_Your task_
Could you lay out the records, from their start through the line containing "selected-color-swatch bbox=[17, 566, 85, 634]", as a Markdown table with a Row column numbering each line and a Listing column holding the line itself? Leave out any blank lines.

(Element location listings)
* begin *
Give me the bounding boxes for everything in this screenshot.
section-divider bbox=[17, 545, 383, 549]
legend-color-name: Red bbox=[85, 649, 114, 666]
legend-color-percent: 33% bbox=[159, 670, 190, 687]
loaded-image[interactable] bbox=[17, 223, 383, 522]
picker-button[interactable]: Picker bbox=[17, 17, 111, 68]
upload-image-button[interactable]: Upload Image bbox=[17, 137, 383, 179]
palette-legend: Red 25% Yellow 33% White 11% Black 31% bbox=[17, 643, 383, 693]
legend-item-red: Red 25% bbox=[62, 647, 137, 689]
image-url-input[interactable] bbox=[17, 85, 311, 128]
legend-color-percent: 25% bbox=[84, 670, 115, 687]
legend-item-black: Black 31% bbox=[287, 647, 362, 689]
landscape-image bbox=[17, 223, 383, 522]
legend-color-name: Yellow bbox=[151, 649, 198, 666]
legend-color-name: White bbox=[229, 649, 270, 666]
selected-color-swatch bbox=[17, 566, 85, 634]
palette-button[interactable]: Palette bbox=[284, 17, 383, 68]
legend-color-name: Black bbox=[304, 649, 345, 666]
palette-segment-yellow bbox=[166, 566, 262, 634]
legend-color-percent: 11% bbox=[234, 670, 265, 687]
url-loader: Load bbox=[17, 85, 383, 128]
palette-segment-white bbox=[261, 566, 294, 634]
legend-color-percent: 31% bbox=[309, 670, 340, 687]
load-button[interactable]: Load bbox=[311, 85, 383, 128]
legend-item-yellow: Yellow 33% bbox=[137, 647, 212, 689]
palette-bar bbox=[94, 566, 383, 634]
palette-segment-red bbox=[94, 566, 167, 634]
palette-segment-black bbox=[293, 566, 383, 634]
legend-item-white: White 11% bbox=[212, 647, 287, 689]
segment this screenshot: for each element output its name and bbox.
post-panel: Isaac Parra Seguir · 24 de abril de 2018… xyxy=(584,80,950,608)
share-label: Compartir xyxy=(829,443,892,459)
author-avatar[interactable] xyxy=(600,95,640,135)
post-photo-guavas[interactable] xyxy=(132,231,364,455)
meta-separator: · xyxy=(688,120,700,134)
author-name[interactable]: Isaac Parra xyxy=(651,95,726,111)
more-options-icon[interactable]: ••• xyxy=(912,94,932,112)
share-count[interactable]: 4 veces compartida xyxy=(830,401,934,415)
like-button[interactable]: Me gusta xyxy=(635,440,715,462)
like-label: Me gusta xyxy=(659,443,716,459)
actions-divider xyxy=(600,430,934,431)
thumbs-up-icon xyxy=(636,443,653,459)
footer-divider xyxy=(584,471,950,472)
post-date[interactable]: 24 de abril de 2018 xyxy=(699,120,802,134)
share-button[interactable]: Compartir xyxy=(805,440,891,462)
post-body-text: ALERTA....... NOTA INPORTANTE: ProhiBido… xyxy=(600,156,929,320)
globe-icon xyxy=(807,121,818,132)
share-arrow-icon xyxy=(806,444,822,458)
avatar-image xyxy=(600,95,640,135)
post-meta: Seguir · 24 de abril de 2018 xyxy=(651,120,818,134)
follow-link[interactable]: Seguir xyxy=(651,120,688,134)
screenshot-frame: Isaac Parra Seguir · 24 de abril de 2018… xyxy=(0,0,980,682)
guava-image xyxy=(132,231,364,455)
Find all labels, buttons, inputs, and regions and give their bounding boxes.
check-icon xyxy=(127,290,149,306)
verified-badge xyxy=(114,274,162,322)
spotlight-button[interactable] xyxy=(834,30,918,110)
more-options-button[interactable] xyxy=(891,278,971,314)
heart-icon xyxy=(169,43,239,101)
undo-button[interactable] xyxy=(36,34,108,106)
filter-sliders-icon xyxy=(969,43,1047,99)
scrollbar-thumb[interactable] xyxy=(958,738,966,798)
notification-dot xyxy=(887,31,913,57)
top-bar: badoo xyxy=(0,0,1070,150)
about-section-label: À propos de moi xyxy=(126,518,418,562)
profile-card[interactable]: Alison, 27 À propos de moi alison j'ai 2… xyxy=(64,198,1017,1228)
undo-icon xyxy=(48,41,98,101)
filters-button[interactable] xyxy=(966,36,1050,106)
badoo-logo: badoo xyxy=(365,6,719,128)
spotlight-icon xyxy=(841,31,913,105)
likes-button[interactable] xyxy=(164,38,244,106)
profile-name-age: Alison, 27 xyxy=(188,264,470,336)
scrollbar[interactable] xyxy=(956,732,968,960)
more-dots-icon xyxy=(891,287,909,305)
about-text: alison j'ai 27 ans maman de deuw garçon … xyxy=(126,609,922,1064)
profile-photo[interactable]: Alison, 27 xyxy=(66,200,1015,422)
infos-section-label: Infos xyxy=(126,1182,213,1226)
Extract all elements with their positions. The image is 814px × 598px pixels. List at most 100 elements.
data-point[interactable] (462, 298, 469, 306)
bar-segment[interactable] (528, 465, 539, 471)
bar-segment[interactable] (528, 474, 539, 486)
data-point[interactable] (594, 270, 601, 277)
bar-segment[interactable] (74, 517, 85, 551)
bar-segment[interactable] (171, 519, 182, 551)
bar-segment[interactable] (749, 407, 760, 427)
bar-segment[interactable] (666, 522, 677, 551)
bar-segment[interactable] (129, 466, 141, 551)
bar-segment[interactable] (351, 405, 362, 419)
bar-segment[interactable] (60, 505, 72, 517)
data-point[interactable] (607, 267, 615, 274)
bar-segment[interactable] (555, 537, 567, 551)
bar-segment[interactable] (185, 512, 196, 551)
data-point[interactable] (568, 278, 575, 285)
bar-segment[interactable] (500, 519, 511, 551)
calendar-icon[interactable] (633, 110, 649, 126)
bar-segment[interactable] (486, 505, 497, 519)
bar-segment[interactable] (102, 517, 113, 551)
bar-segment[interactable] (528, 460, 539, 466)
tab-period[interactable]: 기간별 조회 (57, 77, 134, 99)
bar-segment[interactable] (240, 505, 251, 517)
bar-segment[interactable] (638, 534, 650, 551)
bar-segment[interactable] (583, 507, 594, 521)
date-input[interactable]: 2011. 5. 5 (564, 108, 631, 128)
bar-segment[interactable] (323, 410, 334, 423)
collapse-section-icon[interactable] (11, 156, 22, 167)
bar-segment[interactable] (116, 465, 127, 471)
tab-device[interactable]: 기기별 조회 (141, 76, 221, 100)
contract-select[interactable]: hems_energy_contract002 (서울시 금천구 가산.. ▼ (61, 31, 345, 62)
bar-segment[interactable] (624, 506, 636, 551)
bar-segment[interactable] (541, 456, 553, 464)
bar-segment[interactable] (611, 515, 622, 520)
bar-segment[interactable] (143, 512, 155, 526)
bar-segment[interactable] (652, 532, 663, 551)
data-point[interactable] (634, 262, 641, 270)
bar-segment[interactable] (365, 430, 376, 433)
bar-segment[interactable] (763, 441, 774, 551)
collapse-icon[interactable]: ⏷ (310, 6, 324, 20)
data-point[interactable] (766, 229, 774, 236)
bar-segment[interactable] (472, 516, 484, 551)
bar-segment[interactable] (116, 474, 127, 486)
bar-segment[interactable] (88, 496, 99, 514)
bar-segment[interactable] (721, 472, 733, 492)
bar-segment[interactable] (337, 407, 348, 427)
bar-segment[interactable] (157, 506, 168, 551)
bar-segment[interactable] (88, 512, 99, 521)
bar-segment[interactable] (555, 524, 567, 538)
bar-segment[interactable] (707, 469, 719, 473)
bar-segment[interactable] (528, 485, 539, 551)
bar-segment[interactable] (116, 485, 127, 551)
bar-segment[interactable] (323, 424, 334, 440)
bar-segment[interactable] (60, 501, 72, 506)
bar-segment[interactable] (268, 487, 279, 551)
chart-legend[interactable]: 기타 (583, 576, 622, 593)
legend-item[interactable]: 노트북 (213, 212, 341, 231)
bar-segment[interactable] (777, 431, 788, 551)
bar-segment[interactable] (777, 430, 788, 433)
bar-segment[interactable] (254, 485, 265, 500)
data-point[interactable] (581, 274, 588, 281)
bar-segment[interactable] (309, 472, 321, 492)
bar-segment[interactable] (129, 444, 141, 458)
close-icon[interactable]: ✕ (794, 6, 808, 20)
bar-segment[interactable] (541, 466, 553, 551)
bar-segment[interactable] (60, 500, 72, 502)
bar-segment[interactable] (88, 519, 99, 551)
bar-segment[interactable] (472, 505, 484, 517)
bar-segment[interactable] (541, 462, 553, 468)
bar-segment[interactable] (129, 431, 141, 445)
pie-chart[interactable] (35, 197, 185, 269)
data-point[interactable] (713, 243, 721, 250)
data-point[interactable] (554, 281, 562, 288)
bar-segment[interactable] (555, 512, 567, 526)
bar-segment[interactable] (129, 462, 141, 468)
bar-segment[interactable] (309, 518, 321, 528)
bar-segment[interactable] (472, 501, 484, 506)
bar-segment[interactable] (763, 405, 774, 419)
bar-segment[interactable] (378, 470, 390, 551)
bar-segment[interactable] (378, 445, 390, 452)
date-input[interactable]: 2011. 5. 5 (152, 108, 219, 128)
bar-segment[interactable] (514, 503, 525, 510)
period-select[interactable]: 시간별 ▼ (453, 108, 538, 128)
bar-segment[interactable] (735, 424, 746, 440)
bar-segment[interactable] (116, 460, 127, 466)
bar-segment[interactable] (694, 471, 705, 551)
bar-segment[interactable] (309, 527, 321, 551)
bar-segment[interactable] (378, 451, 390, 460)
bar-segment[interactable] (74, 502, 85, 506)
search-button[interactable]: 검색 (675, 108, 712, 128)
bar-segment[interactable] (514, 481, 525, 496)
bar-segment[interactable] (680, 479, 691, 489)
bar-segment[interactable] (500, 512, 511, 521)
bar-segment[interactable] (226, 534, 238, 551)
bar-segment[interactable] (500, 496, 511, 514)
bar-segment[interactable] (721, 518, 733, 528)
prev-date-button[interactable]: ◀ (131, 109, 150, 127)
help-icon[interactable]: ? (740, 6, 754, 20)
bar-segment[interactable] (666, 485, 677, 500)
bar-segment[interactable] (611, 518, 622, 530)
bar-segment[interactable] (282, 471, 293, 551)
* end *
_Completed exercise_
| Row | Listing |
|---|---|
| 1 | Give me the bounding boxes for everything in this screenshot. |
| 2 | section-divider bbox=[17, 545, 383, 549] |
| 3 | legend-color-name: Red bbox=[85, 649, 114, 666] |
| 4 | legend-color-percent: 33% bbox=[159, 670, 190, 687] |
| 5 | loaded-image[interactable] bbox=[17, 223, 383, 522] |
| 6 | picker-button[interactable]: Picker bbox=[17, 17, 111, 68] |
| 7 | upload-image-button[interactable]: Upload Image bbox=[17, 137, 383, 179] |
| 8 | palette-legend: Red 25% Yellow 33% White 11% Black 31% bbox=[17, 643, 383, 693] |
| 9 | legend-item-red: Red 25% bbox=[62, 647, 137, 689] |
| 10 | image-url-input[interactable] bbox=[17, 85, 311, 128] |
| 11 | legend-color-percent: 25% bbox=[84, 670, 115, 687] |
| 12 | legend-item-black: Black 31% bbox=[287, 647, 362, 689] |
| 13 | landscape-image bbox=[17, 223, 383, 522] |
| 14 | legend-color-name: Yellow bbox=[151, 649, 198, 666] |
| 15 | legend-color-name: White bbox=[229, 649, 270, 666] |
| 16 | selected-color-swatch bbox=[17, 566, 85, 634] |